Required work => Your reply should be a single number: how many lines contain the string "имеющих".

Some records

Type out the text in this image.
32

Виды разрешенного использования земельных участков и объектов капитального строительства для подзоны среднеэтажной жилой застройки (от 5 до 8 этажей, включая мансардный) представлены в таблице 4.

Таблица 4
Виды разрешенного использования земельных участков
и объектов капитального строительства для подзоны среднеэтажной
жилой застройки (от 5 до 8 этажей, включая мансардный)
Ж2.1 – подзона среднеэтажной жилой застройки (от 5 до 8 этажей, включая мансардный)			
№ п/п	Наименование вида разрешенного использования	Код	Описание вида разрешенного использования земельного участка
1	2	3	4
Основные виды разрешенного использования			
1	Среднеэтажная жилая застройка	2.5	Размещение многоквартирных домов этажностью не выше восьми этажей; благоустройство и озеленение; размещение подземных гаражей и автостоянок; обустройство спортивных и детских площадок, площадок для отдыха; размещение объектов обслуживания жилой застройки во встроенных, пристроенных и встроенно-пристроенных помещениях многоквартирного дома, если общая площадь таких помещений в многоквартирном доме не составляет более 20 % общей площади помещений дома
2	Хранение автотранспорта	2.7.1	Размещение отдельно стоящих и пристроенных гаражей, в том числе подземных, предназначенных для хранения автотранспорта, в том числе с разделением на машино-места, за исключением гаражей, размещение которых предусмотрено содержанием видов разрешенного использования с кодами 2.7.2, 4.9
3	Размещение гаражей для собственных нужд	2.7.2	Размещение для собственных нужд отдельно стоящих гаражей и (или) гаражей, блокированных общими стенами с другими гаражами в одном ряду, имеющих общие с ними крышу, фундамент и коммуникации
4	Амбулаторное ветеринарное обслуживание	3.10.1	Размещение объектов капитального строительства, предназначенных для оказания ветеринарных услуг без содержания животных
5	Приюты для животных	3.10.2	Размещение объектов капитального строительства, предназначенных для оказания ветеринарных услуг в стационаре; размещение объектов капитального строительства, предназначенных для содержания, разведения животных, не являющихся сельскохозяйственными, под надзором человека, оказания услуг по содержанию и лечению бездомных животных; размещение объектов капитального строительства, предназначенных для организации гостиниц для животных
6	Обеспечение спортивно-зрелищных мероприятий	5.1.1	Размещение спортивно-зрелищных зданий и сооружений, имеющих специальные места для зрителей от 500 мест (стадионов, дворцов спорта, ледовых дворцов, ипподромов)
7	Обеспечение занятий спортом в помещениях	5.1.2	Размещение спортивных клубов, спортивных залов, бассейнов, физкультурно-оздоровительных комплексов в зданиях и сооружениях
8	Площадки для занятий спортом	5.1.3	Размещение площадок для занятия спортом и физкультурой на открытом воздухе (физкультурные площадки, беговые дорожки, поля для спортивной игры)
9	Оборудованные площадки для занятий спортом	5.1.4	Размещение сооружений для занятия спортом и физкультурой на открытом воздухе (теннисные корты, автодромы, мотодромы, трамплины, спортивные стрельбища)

Written response => 2